● **Supplied passage**:
Leader Member Exchange Theory: Why the Manager Employee Relationship Defines Retention

The Two People in the Same Team

I want to start with something I see happen in workplaces all the time.

Two people are on the same team. Same manager. Same job title. Similar responsibilities.

One of them gets invited to important meetings. She receives detailed feedback on her work. When something interesting comes up, her manager thinks of her first. She knows what is happening in the organization. She feels like her opinion matters. She has not looked at a job board in two years.

The other person does his work quietly and competently. He almost never hears from his manager unless something goes wrong. He found out about a team change from a colleague, not from leadership. He stopped raising ideas in meetings because nothing seemed to come from it. He updated his resume last month.

Same manager. Same team. Completely different experiences.

This is not an unusual situation. It is actually one of the most common dynamics in workplaces everywhere. And it has a name. It is what Leader Member Exchange theory describes.

Why This Hits Different When You Are the One Being Left Out

If you are new to a team or early in your career, this is a pattern you may have already noticed or felt.

● **Dataset excerpt**:
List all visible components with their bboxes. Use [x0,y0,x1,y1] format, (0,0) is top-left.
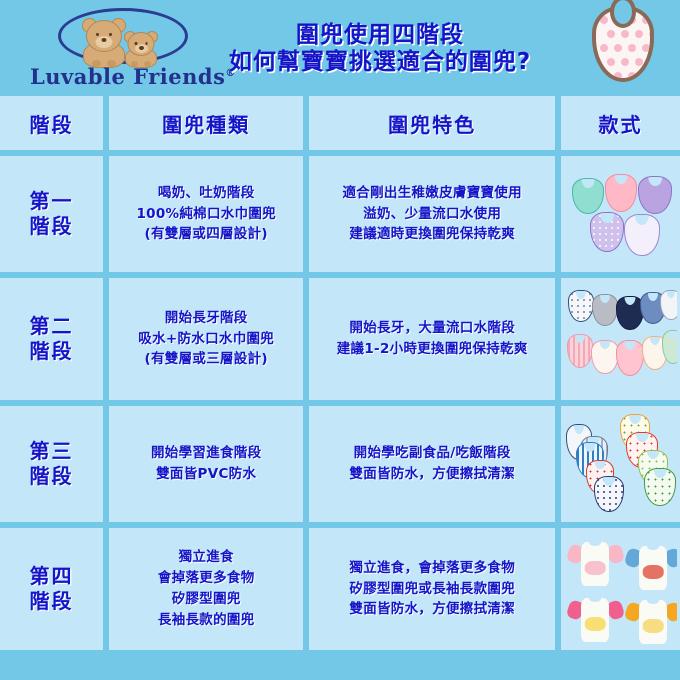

● **What is needed**:
In the article on Leader Member Exchange theory, how did the quieter team member find out about a team change?

● **Task answer**:
He learned about it from a colleague, not from leadership.